* Entries shown
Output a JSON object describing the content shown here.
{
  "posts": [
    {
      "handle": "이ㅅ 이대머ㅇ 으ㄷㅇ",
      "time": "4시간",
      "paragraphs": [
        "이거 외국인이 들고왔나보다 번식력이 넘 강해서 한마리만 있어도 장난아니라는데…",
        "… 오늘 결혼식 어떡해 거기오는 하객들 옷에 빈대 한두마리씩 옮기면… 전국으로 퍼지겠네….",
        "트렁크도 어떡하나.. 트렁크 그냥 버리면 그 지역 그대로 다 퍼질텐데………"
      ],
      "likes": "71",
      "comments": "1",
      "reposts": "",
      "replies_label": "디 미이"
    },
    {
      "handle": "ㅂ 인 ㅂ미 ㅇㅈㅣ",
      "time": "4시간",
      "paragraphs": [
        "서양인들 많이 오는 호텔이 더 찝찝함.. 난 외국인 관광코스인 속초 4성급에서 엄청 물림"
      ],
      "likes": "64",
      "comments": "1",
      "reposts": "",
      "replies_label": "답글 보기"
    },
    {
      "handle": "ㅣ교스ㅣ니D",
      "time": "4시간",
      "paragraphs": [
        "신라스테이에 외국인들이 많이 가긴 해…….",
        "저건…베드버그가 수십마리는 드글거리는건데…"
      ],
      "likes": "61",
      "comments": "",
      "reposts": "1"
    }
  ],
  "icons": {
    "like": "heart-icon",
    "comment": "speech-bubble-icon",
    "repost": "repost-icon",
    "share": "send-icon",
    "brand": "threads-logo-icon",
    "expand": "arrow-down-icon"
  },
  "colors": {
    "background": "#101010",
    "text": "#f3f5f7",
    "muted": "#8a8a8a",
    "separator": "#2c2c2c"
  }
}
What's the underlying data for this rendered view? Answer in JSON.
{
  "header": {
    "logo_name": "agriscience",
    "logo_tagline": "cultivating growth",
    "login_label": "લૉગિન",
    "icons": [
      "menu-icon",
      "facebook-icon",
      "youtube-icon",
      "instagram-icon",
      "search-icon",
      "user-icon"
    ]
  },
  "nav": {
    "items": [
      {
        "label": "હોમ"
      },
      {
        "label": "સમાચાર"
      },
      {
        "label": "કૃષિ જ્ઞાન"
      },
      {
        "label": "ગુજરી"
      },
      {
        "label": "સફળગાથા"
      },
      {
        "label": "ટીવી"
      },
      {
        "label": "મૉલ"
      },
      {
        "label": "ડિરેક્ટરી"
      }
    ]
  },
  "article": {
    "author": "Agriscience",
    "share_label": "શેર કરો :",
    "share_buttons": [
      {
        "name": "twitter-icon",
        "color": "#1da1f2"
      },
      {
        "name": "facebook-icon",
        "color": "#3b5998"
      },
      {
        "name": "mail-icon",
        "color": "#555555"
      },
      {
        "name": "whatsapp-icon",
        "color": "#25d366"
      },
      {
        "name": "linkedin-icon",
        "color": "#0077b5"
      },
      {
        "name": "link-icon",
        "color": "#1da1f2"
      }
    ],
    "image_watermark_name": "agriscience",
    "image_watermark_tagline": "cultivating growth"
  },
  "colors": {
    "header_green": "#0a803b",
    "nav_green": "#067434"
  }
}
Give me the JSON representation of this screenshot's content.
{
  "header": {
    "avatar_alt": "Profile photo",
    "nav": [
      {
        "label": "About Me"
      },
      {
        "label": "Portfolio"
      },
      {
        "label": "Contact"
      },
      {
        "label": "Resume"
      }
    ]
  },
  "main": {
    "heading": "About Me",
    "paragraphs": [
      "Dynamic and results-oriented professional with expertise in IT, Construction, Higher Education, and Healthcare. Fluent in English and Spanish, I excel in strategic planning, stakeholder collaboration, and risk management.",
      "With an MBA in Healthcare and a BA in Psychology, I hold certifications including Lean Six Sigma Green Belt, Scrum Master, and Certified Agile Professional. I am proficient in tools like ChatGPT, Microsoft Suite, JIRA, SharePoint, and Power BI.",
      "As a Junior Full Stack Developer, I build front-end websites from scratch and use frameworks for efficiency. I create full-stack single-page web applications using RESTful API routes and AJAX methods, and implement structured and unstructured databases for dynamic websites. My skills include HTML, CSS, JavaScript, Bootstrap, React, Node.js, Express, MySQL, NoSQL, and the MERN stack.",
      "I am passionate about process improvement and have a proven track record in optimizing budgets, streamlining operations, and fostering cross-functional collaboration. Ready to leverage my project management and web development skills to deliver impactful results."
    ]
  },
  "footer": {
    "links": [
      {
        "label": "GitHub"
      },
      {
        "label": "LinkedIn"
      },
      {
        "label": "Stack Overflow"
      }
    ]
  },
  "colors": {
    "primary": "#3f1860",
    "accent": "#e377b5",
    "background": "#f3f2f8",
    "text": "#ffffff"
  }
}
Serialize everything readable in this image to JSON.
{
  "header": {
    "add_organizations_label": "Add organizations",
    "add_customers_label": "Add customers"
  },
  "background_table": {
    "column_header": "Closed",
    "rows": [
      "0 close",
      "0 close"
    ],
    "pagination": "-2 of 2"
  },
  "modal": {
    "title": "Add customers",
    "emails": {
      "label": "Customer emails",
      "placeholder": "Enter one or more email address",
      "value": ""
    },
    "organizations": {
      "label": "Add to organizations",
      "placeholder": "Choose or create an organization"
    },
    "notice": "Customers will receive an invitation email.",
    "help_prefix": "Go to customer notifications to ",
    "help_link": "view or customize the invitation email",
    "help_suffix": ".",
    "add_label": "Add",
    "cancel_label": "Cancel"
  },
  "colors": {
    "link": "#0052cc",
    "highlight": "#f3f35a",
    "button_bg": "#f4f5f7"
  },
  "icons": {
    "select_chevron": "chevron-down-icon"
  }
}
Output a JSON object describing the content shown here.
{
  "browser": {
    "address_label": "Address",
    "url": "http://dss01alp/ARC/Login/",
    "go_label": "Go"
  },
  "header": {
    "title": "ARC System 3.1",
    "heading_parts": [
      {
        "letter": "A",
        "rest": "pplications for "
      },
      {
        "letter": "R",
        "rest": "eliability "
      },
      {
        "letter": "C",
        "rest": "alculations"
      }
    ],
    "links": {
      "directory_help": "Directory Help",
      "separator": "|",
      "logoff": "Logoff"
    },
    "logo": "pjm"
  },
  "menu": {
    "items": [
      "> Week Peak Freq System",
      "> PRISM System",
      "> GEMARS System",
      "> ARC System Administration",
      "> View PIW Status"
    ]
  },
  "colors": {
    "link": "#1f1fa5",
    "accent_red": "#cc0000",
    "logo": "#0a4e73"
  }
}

* Set exercise
Every entry should be printed again exactly as written.

* Answer to the exercise
Output a JSON object describing the content shown here.
{
  "posts": [
    {
      "handle": "이ㅅ 이대머ㅇ 으ㄷㅇ",
      "time": "4시간",
      "paragraphs": [
        "이거 외국인이 들고왔나보다 번식력이 넘 강해서 한마리만 있어도 장난아니라는데…",
        "… 오늘 결혼식 어떡해 거기오는 하객들 옷에 빈대 한두마리씩 옮기면… 전국으로 퍼지겠네….",
        "트렁크도 어떡하나.. 트렁크 그냥 버리면 그 지역 그대로 다 퍼질텐데………"
      ],
      "likes": "71",
      "comments": "1",
      "reposts": "",
      "replies_label": "디 미이"
    },
    {
      "handle": "ㅂ 인 ㅂ미 ㅇㅈㅣ",
      "time": "4시간",
      "paragraphs": [
        "서양인들 많이 오는 호텔이 더 찝찝함.. 난 외국인 관광코스인 속초 4성급에서 엄청 물림"
      ],
      "likes": "64",
      "comments": "1",
      "reposts": "",
      "replies_label": "답글 보기"
    },
    {
      "handle": "ㅣ교스ㅣ니D",
      "time": "4시간",
      "paragraphs": [
        "신라스테이에 외국인들이 많이 가긴 해…….",
        "저건…베드버그가 수십마리는 드글거리는건데…"
      ],
      "likes": "61",
      "comments": "",
      "reposts": "1"
    }
  ],
  "icons": {
    "like": "heart-icon",
    "comment": "speech-bubble-icon",
    "repost": "repost-icon",
    "share": "send-icon",
    "brand": "threads-logo-icon",
    "expand": "arrow-down-icon"
  },
  "colors": {
    "background": "#101010",
    "text": "#f3f5f7",
    "muted": "#8a8a8a",
    "separator": "#2c2c2c"
  }
}
What's the underlying data for this rendered view? Answer in JSON.
{
  "header": {
    "logo_name": "agriscience",
    "logo_tagline": "cultivating growth",
    "login_label": "લૉગિન",
    "icons": [
      "menu-icon",
      "facebook-icon",
      "youtube-icon",
      "instagram-icon",
      "search-icon",
      "user-icon"
    ]
  },
  "nav": {
    "items": [
      {
        "label": "હોમ"
      },
      {
        "label": "સમાચાર"
      },
      {
        "label": "કૃષિ જ્ઞાન"
      },
      {
        "label": "ગુજરી"
      },
      {
        "label": "સફળગાથા"
      },
      {
        "label": "ટીવી"
      },
      {
        "label": "મૉલ"
      },
      {
        "label": "ડિરેક્ટરી"
      }
    ]
  },
  "article": {
    "author": "Agriscience",
    "share_label": "શેર કરો :",
    "share_buttons": [
      {
        "name": "twitter-icon",
        "color": "#1da1f2"
      },
      {
        "name": "facebook-icon",
        "color": "#3b5998"
      },
      {
        "name": "mail-icon",
        "color": "#555555"
      },
      {
        "name": "whatsapp-icon",
        "color": "#25d366"
      },
      {
        "name": "linkedin-icon",
        "color": "#0077b5"
      },
      {
        "name": "link-icon",
        "color": "#1da1f2"
      }
    ],
    "image_watermark_name": "agriscience",
    "image_watermark_tagline": "cultivating growth"
  },
  "colors": {
    "header_green": "#0a803b",
    "nav_green": "#067434"
  }
}
Give me the JSON representation of this screenshot's content.
{
  "header": {
    "avatar_alt": "Profile photo",
    "nav": [
      {
        "label": "About Me"
      },
      {
        "label": "Portfolio"
      },
      {
        "label": "Contact"
      },
      {
        "label": "Resume"
      }
    ]
  },
  "main": {
    "heading": "About Me",
    "paragraphs": [
      "Dynamic and results-oriented professional with expertise in IT, Construction, Higher Education, and Healthcare. Fluent in English and Spanish, I excel in strategic planning, stakeholder collaboration, and risk management.",
      "With an MBA in Healthcare and a BA in Psychology, I hold certifications including Lean Six Sigma Green Belt, Scrum Master, and Certified Agile Professional. I am proficient in tools like ChatGPT, Microsoft Suite, JIRA, SharePoint, and Power BI.",
      "As a Junior Full Stack Developer, I build front-end websites from scratch and use frameworks for efficiency. I create full-stack single-page web applications using RESTful API routes and AJAX methods, and implement structured and unstructured databases for dynamic websites. My skills include HTML, CSS, JavaScript, Bootstrap, React, Node.js, Express, MySQL, NoSQL, and the MERN stack.",
      "I am passionate about process improvement and have a proven track record in optimizing budgets, streamlining operations, and fostering cross-functional collaboration. Ready to leverage my project management and web development skills to deliver impactful results."
    ]
  },
  "footer": {
    "links": [
      {
        "label": "GitHub"
      },
      {
        "label": "LinkedIn"
      },
      {
        "label": "Stack Overflow"
      }
    ]
  },
  "colors": {
    "primary": "#3f1860",
    "accent": "#e377b5",
    "background": "#f3f2f8",
    "text": "#ffffff"
  }
}
Serialize everything readable in this image to JSON.
{
  "header": {
    "add_organizations_label": "Add organizations",
    "add_customers_label": "Add customers"
  },
  "background_table": {
    "column_header": "Closed",
    "rows": [
      "0 close",
      "0 close"
    ],
    "pagination": "-2 of 2"
  },
  "modal": {
    "title": "Add customers",
    "emails": {
      "label": "Customer emails",
      "placeholder": "Enter one or more email address",
      "value": ""
    },
    "organizations": {
      "label": "Add to organizations",
      "placeholder": "Choose or create an organization"
    },
    "notice": "Customers will receive an invitation email.",
    "help_prefix": "Go to customer notifications to ",
    "help_link": "view or customize the invitation email",
    "help_suffix": ".",
    "add_label": "Add",
    "cancel_label": "Cancel"
  },
  "colors": {
    "link": "#0052cc",
    "highlight": "#f3f35a",
    "button_bg": "#f4f5f7"
  },
  "icons": {
    "select_chevron": "chevron-down-icon"
  }
}
Output a JSON object describing the content shown here.
{
  "browser": {
    "address_label": "Address",
    "url": "http://dss01alp/ARC/Login/",
    "go_label": "Go"
  },
  "header": {
    "title": "ARC System 3.1",
    "heading_parts": [
      {
        "letter": "A",
        "rest": "pplications for "
      },
      {
        "letter": "R",
        "rest": "eliability "
      },
      {
        "letter": "C",
        "rest": "alculations"
      }
    ],
    "links": {
      "directory_help": "Directory Help",
      "separator": "|",
      "logoff": "Logoff"
    },
    "logo": "pjm"
  },
  "menu": {
    "items": [
      "> Week Peak Freq System",
      "> PRISM System",
      "> GEMARS System",
      "> ARC System Administration",
      "> View PIW Status"
    ]
  },
  "colors": {
    "link": "#1f1fa5",
    "accent_red": "#cc0000",
    "logo": "#0a4e73"
  }
}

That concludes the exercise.